### STATED GOAL
Rewrite the part of the records below that opens with the line containing "atom-label-o_top: O (291, 231, 311, 261)" and closes with the line containing "bond (480, 263, 525, 287)", both included, as a JSON list of strings. Use one string per line and leave out blank lines.
## BEGIN
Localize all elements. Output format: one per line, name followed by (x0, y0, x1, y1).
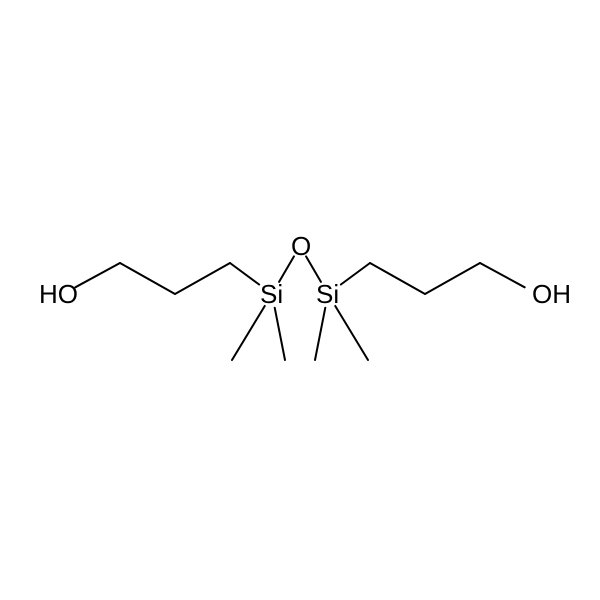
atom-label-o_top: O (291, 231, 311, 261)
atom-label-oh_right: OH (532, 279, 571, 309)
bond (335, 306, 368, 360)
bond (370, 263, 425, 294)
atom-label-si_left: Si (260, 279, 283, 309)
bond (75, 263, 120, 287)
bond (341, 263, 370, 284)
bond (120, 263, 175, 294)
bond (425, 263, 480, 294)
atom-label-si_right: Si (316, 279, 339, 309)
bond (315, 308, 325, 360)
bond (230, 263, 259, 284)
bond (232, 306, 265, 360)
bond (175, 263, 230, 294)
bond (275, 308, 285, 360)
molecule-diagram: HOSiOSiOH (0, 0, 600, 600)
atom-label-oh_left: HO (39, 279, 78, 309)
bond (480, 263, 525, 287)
## END
## BEGIN
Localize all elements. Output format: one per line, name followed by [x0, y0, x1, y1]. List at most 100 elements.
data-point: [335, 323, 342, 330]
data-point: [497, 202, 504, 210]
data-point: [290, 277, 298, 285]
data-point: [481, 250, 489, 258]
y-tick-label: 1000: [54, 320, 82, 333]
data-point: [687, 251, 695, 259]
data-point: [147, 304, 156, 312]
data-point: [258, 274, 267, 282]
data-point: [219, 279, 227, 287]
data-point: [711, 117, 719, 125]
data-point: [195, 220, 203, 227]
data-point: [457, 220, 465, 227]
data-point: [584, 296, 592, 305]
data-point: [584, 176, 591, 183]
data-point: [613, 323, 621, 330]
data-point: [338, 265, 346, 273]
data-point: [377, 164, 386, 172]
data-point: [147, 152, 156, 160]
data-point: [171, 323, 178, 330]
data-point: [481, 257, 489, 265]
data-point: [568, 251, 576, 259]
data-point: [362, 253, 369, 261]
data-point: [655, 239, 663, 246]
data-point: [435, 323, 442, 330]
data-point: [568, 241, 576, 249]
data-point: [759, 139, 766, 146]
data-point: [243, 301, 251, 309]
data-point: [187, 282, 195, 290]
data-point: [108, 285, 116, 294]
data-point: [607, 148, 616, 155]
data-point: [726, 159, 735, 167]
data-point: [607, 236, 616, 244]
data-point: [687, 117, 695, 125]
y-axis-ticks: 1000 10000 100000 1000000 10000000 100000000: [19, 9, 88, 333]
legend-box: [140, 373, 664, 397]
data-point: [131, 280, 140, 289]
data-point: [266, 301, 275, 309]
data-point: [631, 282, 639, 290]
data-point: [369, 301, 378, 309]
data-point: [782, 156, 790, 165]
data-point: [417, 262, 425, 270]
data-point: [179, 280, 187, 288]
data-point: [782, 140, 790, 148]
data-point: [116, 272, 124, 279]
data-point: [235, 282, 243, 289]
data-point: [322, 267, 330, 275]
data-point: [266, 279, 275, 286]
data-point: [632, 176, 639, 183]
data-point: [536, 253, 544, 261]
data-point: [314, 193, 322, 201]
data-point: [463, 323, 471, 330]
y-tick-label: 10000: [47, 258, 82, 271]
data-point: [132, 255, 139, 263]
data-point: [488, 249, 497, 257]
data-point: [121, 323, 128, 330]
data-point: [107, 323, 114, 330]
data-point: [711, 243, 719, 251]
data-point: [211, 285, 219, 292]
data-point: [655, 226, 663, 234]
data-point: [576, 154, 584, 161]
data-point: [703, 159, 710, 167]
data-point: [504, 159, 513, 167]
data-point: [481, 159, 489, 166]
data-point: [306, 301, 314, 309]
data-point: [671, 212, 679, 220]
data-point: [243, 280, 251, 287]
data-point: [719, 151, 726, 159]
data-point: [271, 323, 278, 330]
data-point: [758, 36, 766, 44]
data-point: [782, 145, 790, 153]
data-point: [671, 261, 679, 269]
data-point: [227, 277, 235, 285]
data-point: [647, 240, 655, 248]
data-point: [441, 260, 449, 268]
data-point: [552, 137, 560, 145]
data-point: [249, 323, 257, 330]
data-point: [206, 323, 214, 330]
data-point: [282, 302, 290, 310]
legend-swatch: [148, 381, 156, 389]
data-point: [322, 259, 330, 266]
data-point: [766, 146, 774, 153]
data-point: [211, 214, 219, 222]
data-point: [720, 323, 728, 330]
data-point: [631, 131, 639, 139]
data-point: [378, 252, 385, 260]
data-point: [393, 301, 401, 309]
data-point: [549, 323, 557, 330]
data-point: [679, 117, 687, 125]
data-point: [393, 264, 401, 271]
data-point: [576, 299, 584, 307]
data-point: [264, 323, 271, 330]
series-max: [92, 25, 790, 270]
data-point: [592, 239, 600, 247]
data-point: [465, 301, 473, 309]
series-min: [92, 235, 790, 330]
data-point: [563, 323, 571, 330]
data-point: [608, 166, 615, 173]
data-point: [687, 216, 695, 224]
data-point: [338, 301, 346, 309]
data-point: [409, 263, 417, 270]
## END
## BEGIN
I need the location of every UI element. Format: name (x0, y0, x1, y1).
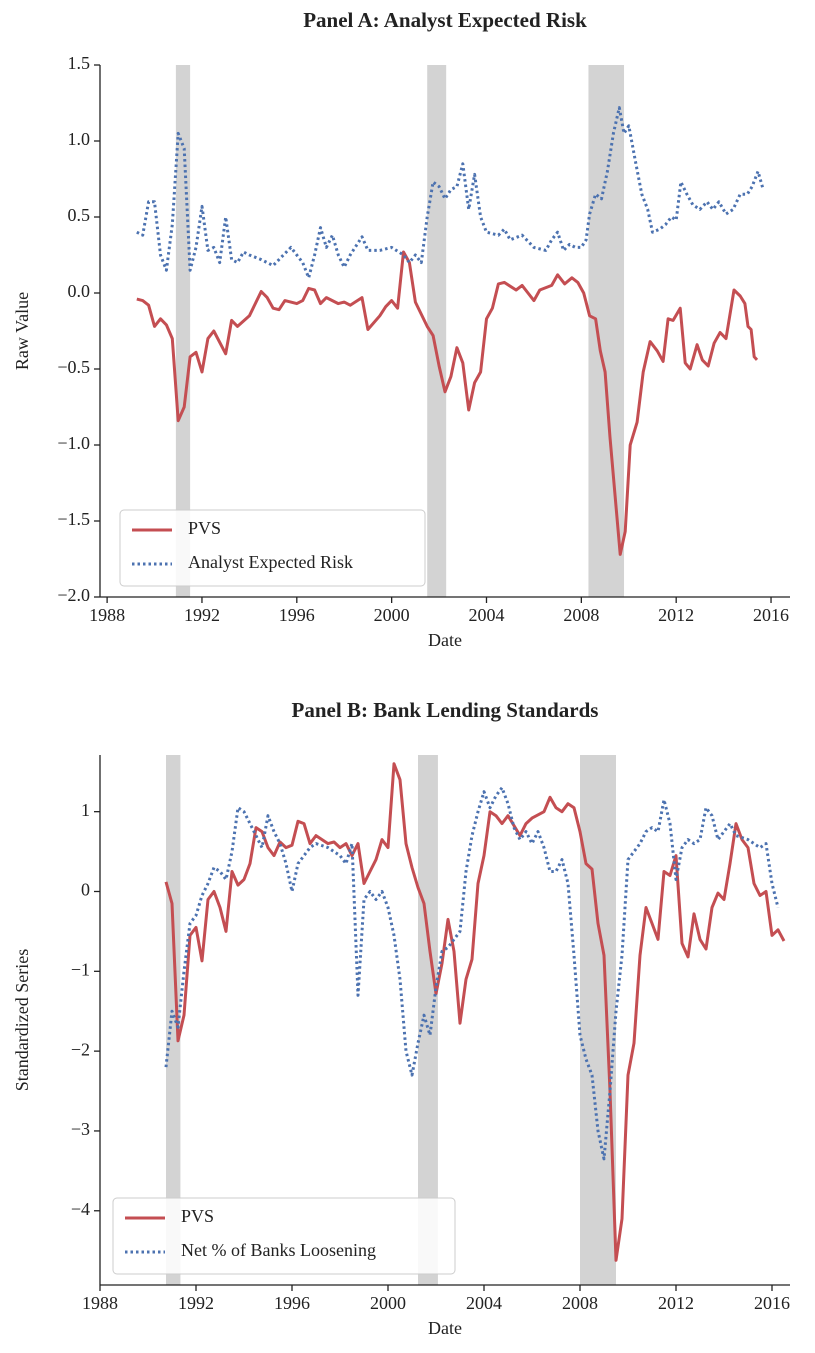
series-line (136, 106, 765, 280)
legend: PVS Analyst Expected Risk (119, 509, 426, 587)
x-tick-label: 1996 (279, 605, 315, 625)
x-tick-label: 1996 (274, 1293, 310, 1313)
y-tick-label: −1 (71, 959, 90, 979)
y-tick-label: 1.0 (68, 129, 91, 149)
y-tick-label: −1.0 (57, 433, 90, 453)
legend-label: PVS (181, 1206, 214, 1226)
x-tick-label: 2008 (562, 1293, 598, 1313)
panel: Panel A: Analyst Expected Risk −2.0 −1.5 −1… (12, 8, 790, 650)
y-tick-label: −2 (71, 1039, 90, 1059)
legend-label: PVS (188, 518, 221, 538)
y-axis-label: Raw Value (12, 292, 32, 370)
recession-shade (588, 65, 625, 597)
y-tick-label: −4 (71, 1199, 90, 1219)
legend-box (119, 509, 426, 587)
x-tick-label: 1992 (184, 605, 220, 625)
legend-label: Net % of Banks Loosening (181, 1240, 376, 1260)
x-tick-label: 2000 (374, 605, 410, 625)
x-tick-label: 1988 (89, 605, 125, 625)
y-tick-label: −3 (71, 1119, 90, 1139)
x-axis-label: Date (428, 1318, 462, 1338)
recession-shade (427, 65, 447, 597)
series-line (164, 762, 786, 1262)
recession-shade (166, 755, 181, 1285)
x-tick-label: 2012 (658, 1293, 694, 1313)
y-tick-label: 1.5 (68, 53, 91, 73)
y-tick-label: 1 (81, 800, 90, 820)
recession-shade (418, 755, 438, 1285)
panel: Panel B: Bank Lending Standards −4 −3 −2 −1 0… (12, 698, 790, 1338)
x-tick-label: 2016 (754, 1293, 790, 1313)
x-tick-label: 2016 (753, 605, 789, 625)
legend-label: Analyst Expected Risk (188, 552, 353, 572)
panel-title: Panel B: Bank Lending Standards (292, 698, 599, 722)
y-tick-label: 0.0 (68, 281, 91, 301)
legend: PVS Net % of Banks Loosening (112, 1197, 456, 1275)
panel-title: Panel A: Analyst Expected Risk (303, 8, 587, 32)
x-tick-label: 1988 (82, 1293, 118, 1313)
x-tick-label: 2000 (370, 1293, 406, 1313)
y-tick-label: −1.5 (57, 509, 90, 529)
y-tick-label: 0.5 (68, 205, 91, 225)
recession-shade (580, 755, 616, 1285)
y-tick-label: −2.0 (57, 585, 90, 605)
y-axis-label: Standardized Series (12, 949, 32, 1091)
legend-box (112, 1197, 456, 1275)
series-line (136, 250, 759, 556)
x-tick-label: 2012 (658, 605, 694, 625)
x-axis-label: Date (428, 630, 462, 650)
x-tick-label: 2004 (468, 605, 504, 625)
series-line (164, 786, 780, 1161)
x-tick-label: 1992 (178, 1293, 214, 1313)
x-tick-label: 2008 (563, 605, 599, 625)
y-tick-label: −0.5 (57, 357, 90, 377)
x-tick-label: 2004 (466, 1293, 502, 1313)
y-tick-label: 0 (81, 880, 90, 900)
## END
### OUTPUT
[
  "atom-label-o_top: O (291, 231, 311, 261)",
  "atom-label-oh_right: OH (532, 279, 571, 309)",
  "bond (335, 306, 368, 360)",
  "bond (370, 263, 425, 294)",
  "atom-label-si_left: Si (260, 279, 283, 309)",
  "bond (75, 263, 120, 287)",
  "bond (341, 263, 370, 284)",
  "bond (120, 263, 175, 294)",
  "bond (425, 263, 480, 294)",
  "atom-label-si_right: Si (316, 279, 339, 309)",
  "bond (315, 308, 325, 360)",
  "bond (230, 263, 259, 284)",
  "bond (232, 306, 265, 360)",
  "bond (175, 263, 230, 294)",
  "bond (275, 308, 285, 360)",
  "molecule-diagram: HOSiOSiOH (0, 0, 600, 600)",
  "atom-label-oh_left: HO (39, 279, 78, 309)",
  "bond (480, 263, 525, 287)"
]